Listing:
•••••
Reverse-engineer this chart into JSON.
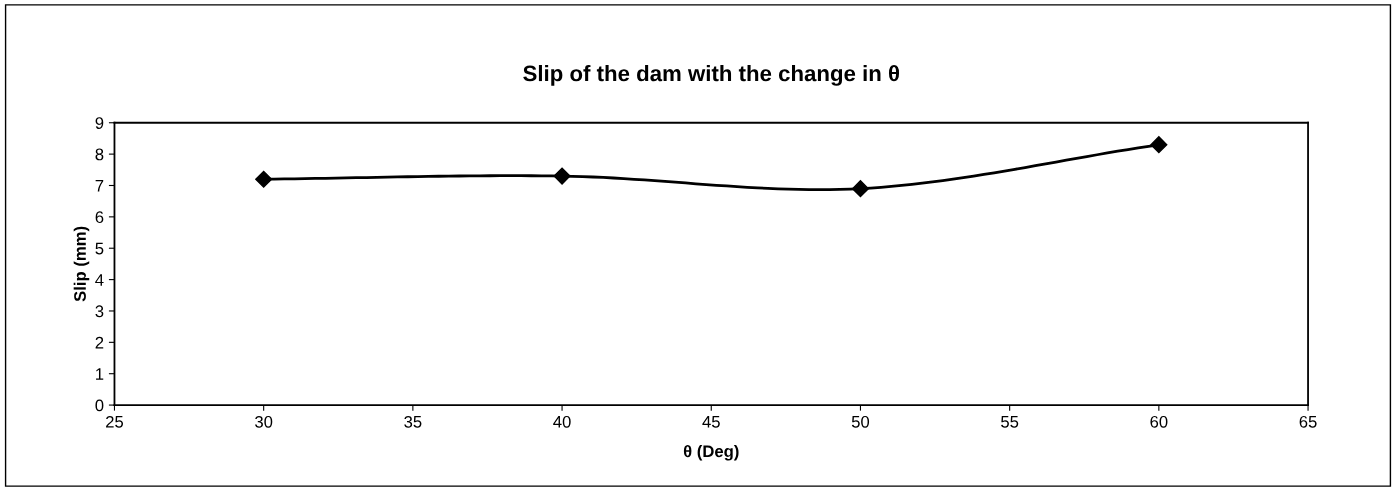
{
  "chart_data": {
    "type": "line",
    "title": "Slip of the dam with the change in θ",
    "xlabel": "θ (Deg)",
    "ylabel": "Slip (mm)",
    "x": [
      30,
      40,
      50,
      60
    ],
    "series": [
      {
        "color": "#000000",
        "values": [
          7.2,
          7.3,
          6.9,
          8.3
        ]
      }
    ],
    "xlim": [
      25,
      65
    ],
    "xticks": [
      25,
      30,
      35,
      40,
      45,
      50,
      55,
      60,
      65
    ],
    "ylim": [
      0,
      9
    ],
    "yticks": [
      0,
      1,
      2,
      3,
      4,
      5,
      6,
      7,
      8,
      9
    ],
    "marker": "diamond",
    "line_style": "solid",
    "grid": false,
    "legend": false
  }
}
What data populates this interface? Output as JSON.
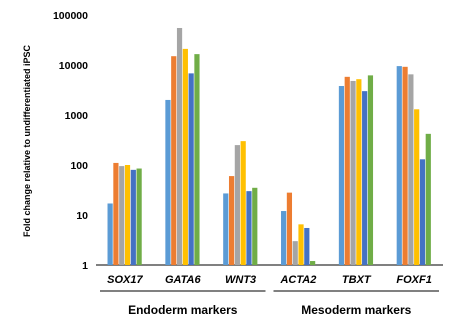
{
  "chart_data": {
    "type": "bar",
    "log_scale": true,
    "ylim": [
      1,
      100000
    ],
    "ylabel": "Fold change relative to undifferentiated iPSC",
    "y_ticks": [
      1,
      10,
      100,
      1000,
      10000,
      100000
    ],
    "y_tick_labels": [
      "1",
      "10",
      "100",
      "1000",
      "10000",
      "100000"
    ],
    "grid": false,
    "legend": "none",
    "categories": [
      "SOX17",
      "GATA6",
      "WNT3",
      "ACTA2",
      "TBXT",
      "FOXF1"
    ],
    "groups": [
      {
        "label": "Endoderm markers",
        "categories": [
          "SOX17",
          "GATA6",
          "WNT3"
        ]
      },
      {
        "label": "Mesoderm markers",
        "categories": [
          "ACTA2",
          "TBXT",
          "FOXF1"
        ]
      }
    ],
    "series": [
      {
        "color": "#5B9BD5",
        "values": [
          17,
          2000,
          27,
          12,
          3800,
          9500
        ]
      },
      {
        "color": "#ED7D31",
        "values": [
          110,
          15000,
          60,
          28,
          5800,
          9200
        ]
      },
      {
        "color": "#A5A5A5",
        "values": [
          95,
          55000,
          250,
          3,
          4800,
          6500
        ]
      },
      {
        "color": "#FFC000",
        "values": [
          100,
          21000,
          300,
          6.5,
          5200,
          1300
        ]
      },
      {
        "color": "#4472C4",
        "values": [
          80,
          6800,
          30,
          5.5,
          3000,
          130
        ]
      },
      {
        "color": "#70AD47",
        "values": [
          85,
          16500,
          35,
          1.2,
          6200,
          420
        ]
      }
    ]
  }
}
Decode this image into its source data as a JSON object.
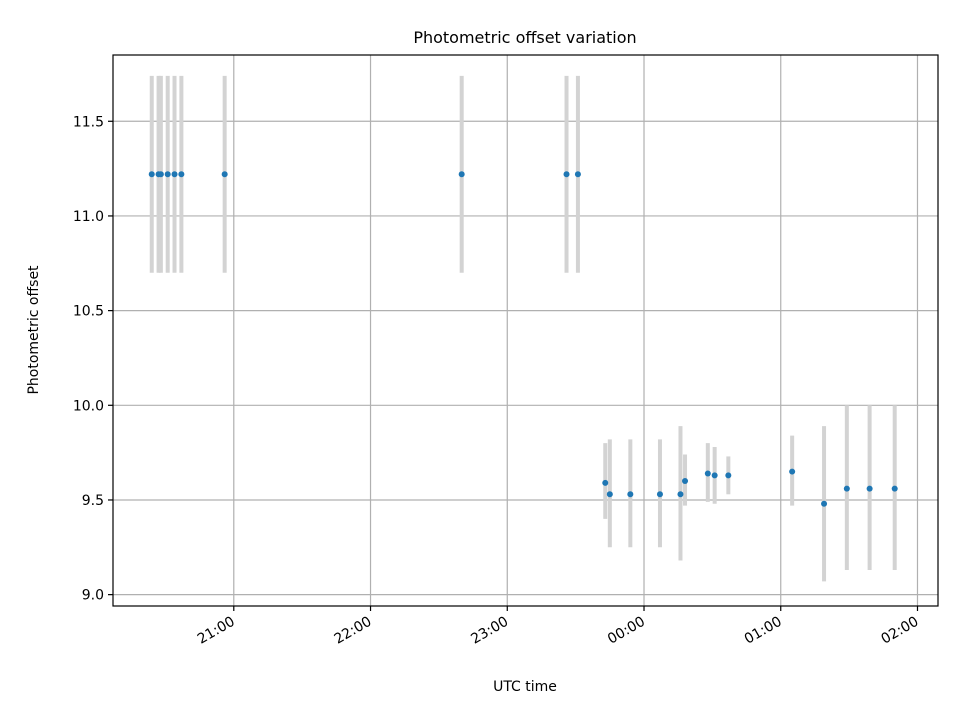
•••••
To do:
Find the lines that include the string "this", then copy each of them.

Exercise solution:
Reverse-engineer this chart into JSON.
What data populates this interface? Output as JSON.
Decode this image into its source data as a JSON object.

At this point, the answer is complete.